(WHAT THIS TASK INVOLVES):
Since the pictures are not wanted, reproduce only the rest of the records, exactly as given.

(LISTED ENTRIES):
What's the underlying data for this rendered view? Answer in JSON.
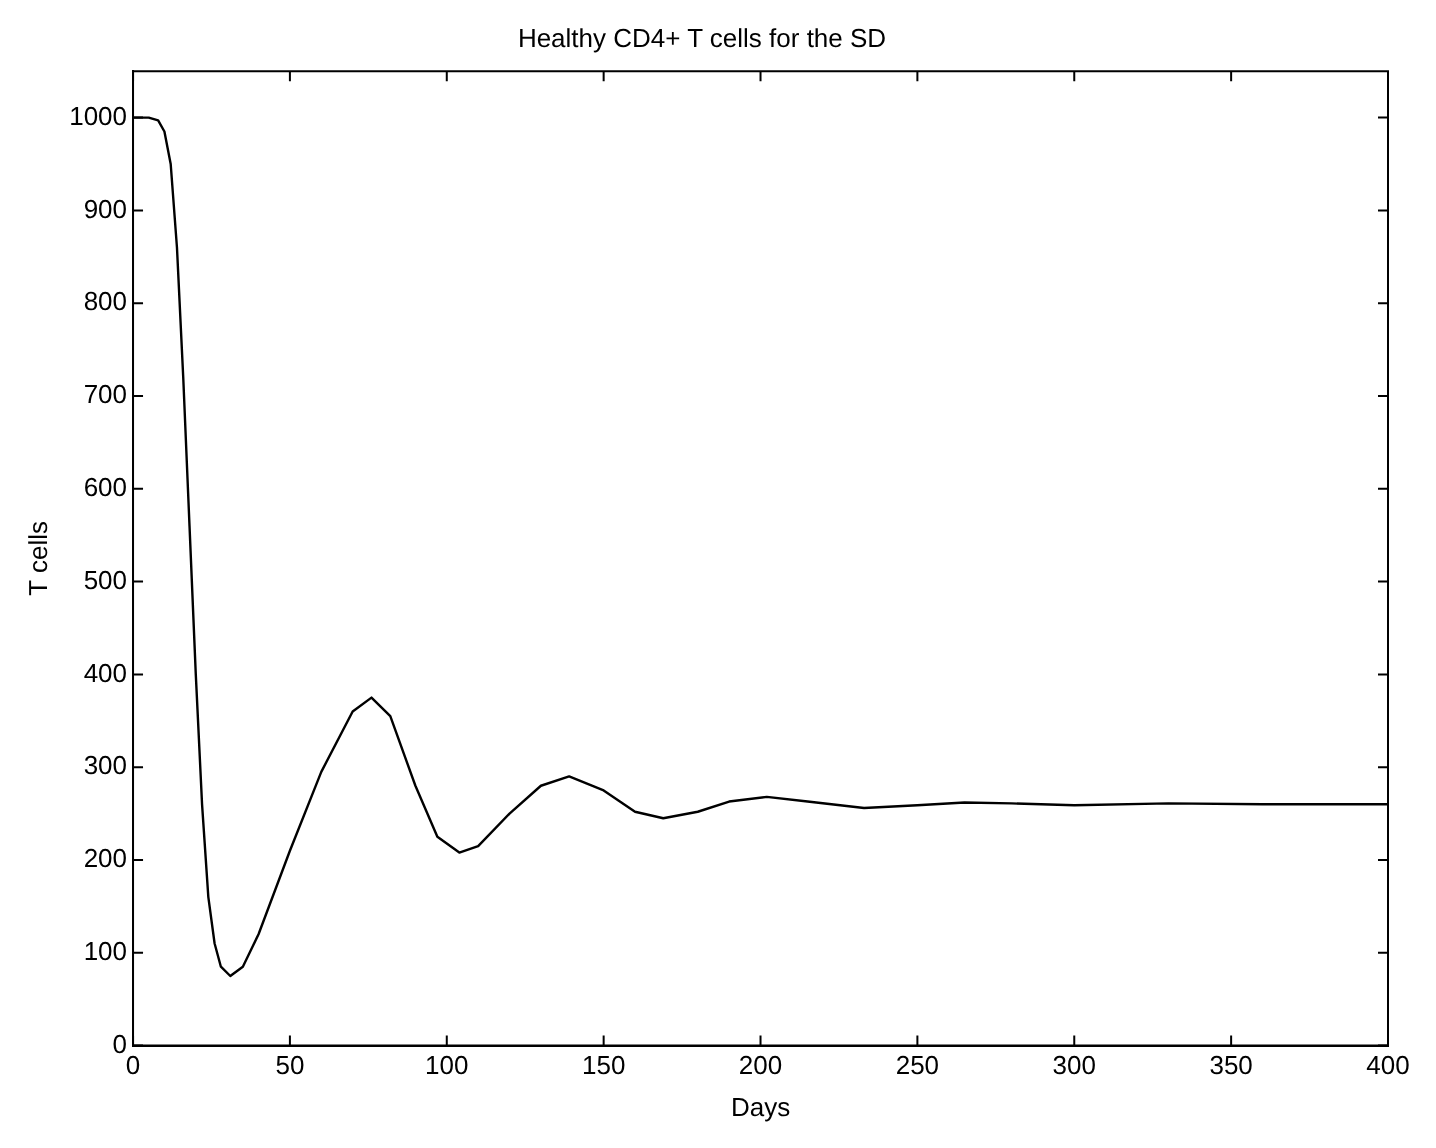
{
  "chart_data": {
    "type": "line",
    "title": "Healthy CD4+ T cells for the SD",
    "xlabel": "Days",
    "ylabel": "T cells",
    "series": [
      {
        "color": "#000000",
        "x": [
          0,
          5,
          8,
          10,
          12,
          14,
          16,
          18,
          20,
          22,
          24,
          26,
          28,
          31,
          35,
          40,
          50,
          60,
          70,
          76,
          82,
          90,
          97,
          104,
          110,
          120,
          130,
          139,
          150,
          160,
          169,
          180,
          190,
          202,
          215,
          233,
          250,
          265,
          280,
          300,
          330,
          360,
          400
        ],
        "values": [
          1000,
          1000,
          997,
          985,
          950,
          860,
          720,
          560,
          400,
          260,
          160,
          110,
          85,
          75,
          85,
          120,
          210,
          295,
          360,
          375,
          355,
          280,
          225,
          208,
          215,
          250,
          280,
          290,
          275,
          252,
          245,
          252,
          263,
          268,
          263,
          256,
          259,
          262,
          261,
          259,
          261,
          260,
          260
        ]
      }
    ],
    "xlim": [
      0,
      400
    ],
    "xticks": [
      0,
      50,
      100,
      150,
      200,
      250,
      300,
      350,
      400
    ],
    "ylim": [
      0,
      1050
    ],
    "yticks": [
      0,
      100,
      200,
      300,
      400,
      500,
      600,
      700,
      800,
      900,
      1000
    ],
    "grid": false,
    "legend": false,
    "marker": "none",
    "line_style": "solid"
  }
}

(ANSWER FOR THE TASK):
What's the underlying data for this rendered view? Answer in JSON.
{
  "chart_data": {
    "type": "line",
    "title": "Healthy CD4+ T cells for the SD",
    "xlabel": "Days",
    "ylabel": "T cells",
    "series": [
      {
        "color": "#000000",
        "x": [
          0,
          5,
          8,
          10,
          12,
          14,
          16,
          18,
          20,
          22,
          24,
          26,
          28,
          31,
          35,
          40,
          50,
          60,
          70,
          76,
          82,
          90,
          97,
          104,
          110,
          120,
          130,
          139,
          150,
          160,
          169,
          180,
          190,
          202,
          215,
          233,
          250,
          265,
          280,
          300,
          330,
          360,
          400
        ],
        "values": [
          1000,
          1000,
          997,
          985,
          950,
          860,
          720,
          560,
          400,
          260,
          160,
          110,
          85,
          75,
          85,
          120,
          210,
          295,
          360,
          375,
          355,
          280,
          225,
          208,
          215,
          250,
          280,
          290,
          275,
          252,
          245,
          252,
          263,
          268,
          263,
          256,
          259,
          262,
          261,
          259,
          261,
          260,
          260
        ]
      }
    ],
    "xlim": [
      0,
      400
    ],
    "xticks": [
      0,
      50,
      100,
      150,
      200,
      250,
      300,
      350,
      400
    ],
    "ylim": [
      0,
      1050
    ],
    "yticks": [
      0,
      100,
      200,
      300,
      400,
      500,
      600,
      700,
      800,
      900,
      1000
    ],
    "grid": false,
    "legend": false,
    "marker": "none",
    "line_style": "solid"
  }
}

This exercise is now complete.